The exercise:
Copy the lines below, starting with the line that contains "Patent image size: (777, 388)." and continuing through the line that contains "The touch panel 110 is at (403, 132).". Replace "mobile phone" with "cellular phone" and leave everything else unchanged.

Information provided:
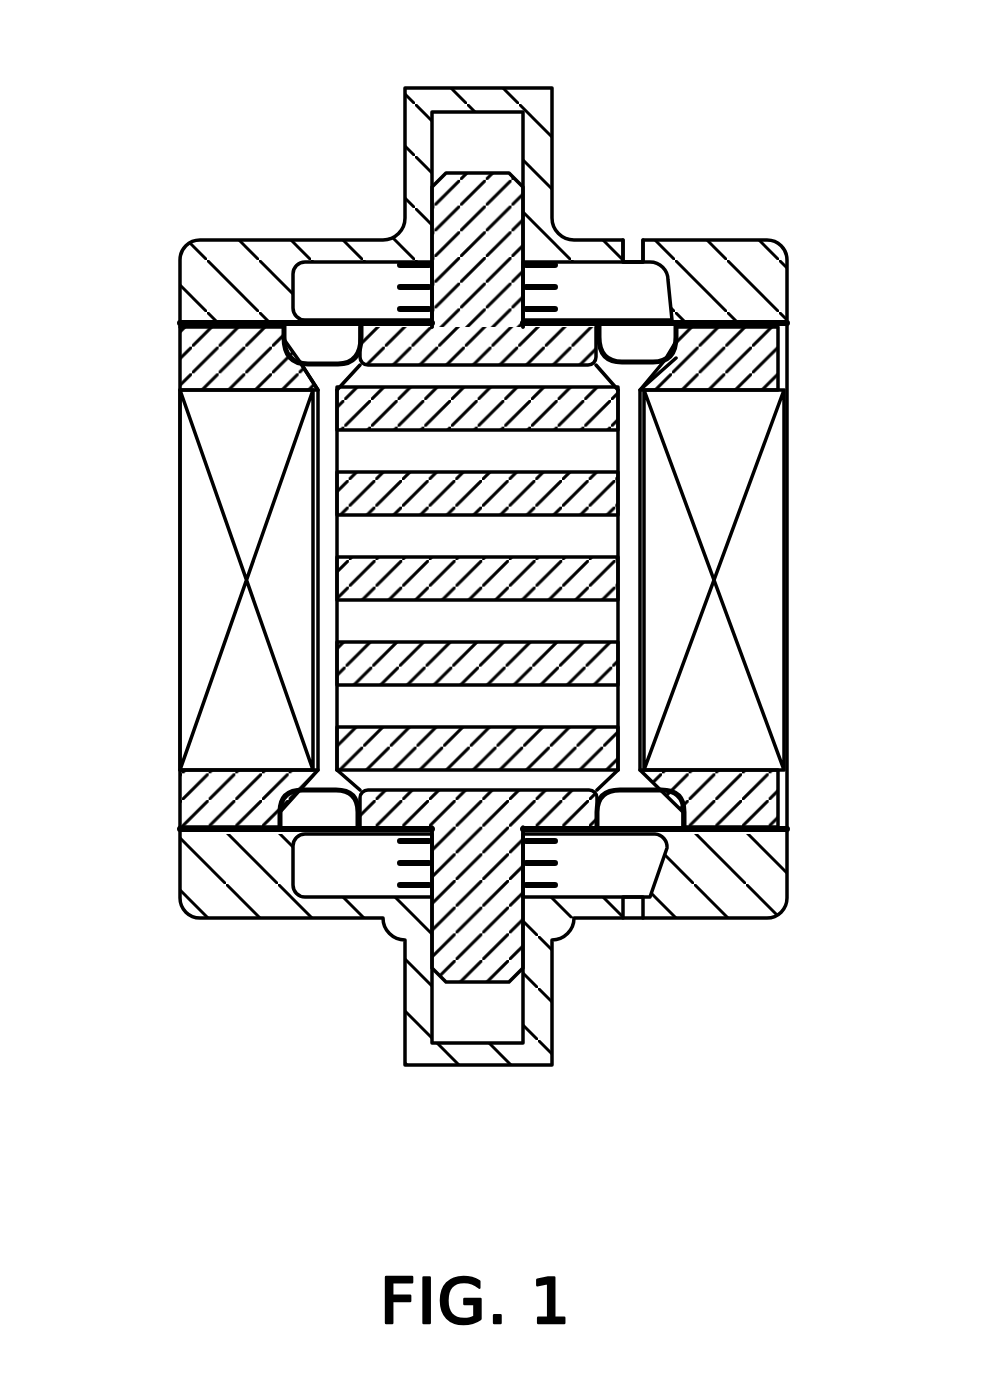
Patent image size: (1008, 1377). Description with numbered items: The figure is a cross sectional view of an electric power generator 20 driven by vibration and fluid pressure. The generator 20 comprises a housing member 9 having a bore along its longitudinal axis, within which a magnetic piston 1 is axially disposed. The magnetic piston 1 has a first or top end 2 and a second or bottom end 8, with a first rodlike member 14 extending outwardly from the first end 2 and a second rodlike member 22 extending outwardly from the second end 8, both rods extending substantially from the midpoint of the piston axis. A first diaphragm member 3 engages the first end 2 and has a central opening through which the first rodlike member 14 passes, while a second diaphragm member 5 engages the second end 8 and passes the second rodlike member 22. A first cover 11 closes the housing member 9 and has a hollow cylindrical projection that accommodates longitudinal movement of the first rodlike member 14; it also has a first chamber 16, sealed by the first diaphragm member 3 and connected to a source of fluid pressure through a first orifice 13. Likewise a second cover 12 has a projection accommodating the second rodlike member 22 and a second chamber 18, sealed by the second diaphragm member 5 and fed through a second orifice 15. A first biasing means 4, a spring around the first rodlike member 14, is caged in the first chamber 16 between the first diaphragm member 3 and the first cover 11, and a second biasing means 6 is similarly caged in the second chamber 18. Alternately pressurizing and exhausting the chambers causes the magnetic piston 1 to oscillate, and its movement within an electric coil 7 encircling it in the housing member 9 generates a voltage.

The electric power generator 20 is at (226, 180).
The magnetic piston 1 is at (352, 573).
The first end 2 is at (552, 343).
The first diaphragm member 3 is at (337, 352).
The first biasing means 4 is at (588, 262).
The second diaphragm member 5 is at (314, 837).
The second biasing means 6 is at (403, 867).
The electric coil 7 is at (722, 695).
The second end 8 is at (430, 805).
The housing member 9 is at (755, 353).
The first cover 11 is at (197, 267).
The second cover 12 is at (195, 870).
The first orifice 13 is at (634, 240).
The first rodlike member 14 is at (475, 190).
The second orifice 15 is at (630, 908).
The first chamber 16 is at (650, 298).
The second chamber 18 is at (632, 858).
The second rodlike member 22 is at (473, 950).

* * *

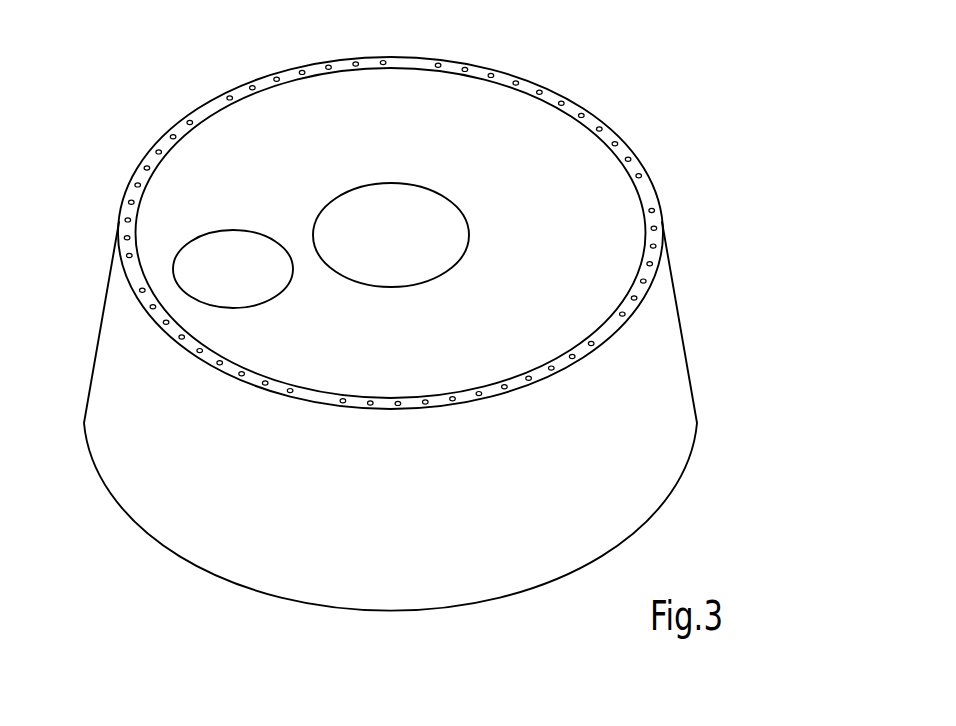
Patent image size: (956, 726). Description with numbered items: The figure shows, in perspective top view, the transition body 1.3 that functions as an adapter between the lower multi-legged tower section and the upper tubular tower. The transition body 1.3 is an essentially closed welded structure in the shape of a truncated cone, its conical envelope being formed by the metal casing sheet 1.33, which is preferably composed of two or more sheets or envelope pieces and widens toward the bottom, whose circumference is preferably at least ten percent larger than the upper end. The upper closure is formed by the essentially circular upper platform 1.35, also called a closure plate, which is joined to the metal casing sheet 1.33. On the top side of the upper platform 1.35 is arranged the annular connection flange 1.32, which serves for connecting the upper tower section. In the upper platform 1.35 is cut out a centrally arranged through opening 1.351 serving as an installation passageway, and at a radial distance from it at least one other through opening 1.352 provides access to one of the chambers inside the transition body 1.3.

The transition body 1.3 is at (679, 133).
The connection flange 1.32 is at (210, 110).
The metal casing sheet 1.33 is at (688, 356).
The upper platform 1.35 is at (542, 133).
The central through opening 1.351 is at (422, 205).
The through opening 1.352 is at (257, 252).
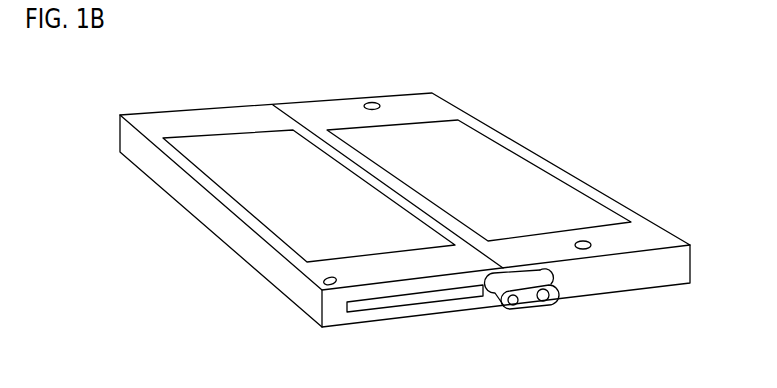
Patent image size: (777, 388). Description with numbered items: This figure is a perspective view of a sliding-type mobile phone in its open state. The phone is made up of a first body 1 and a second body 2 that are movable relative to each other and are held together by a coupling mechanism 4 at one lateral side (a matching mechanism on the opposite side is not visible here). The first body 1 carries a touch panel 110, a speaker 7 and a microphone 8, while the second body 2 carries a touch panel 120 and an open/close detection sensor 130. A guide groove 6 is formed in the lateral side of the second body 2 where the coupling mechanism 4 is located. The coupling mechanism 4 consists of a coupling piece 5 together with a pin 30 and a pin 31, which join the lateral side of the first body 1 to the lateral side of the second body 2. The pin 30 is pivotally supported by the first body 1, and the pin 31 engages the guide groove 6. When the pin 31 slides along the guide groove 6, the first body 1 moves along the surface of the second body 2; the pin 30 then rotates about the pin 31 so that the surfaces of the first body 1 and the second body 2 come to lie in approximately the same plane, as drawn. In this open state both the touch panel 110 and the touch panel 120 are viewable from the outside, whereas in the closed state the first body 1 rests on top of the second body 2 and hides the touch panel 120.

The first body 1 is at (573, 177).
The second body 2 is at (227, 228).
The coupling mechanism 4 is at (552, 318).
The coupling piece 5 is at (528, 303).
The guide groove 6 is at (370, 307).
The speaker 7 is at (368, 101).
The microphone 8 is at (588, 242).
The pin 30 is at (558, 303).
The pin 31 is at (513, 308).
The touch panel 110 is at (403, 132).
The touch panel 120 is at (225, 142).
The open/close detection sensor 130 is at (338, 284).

Response below:
Patent image size: (777, 388). Description with numbered items: This figure is a perspective view of a sliding-type cellular phone in its open state. The phone is made up of a first body 1 and a second body 2 that are movable relative to each other and are held together by a coupling mechanism 4 at one lateral side (a matching mechanism on the opposite side is not visible here). The first body 1 carries a touch panel 110, a speaker 7 and a microphone 8, while the second body 2 carries a touch panel 120 and an open/close detection sensor 130. A guide groove 6 is formed in the lateral side of the second body 2 where the coupling mechanism 4 is located. The coupling mechanism 4 consists of a coupling piece 5 together with a pin 30 and a pin 31, which join the lateral side of the first body 1 to the lateral side of the second body 2. The pin 30 is pivotally supported by the first body 1, and the pin 31 engages the guide groove 6. When the pin 31 slides along the guide groove 6, the first body 1 moves along the surface of the second body 2; the pin 30 then rotates about the pin 31 so that the surfaces of the first body 1 and the second body 2 come to lie in approximately the same plane, as drawn. In this open state both the touch panel 110 and the touch panel 120 are viewable from the outside, whereas in the closed state the first body 1 rests on top of the second body 2 and hides the touch panel 120.

The first body 1 is at (573, 177).
The second body 2 is at (227, 228).
The coupling mechanism 4 is at (552, 318).
The coupling piece 5 is at (528, 303).
The guide groove 6 is at (370, 307).
The speaker 7 is at (368, 101).
The microphone 8 is at (588, 242).
The pin 30 is at (558, 303).
The pin 31 is at (513, 308).
The touch panel 110 is at (403, 132).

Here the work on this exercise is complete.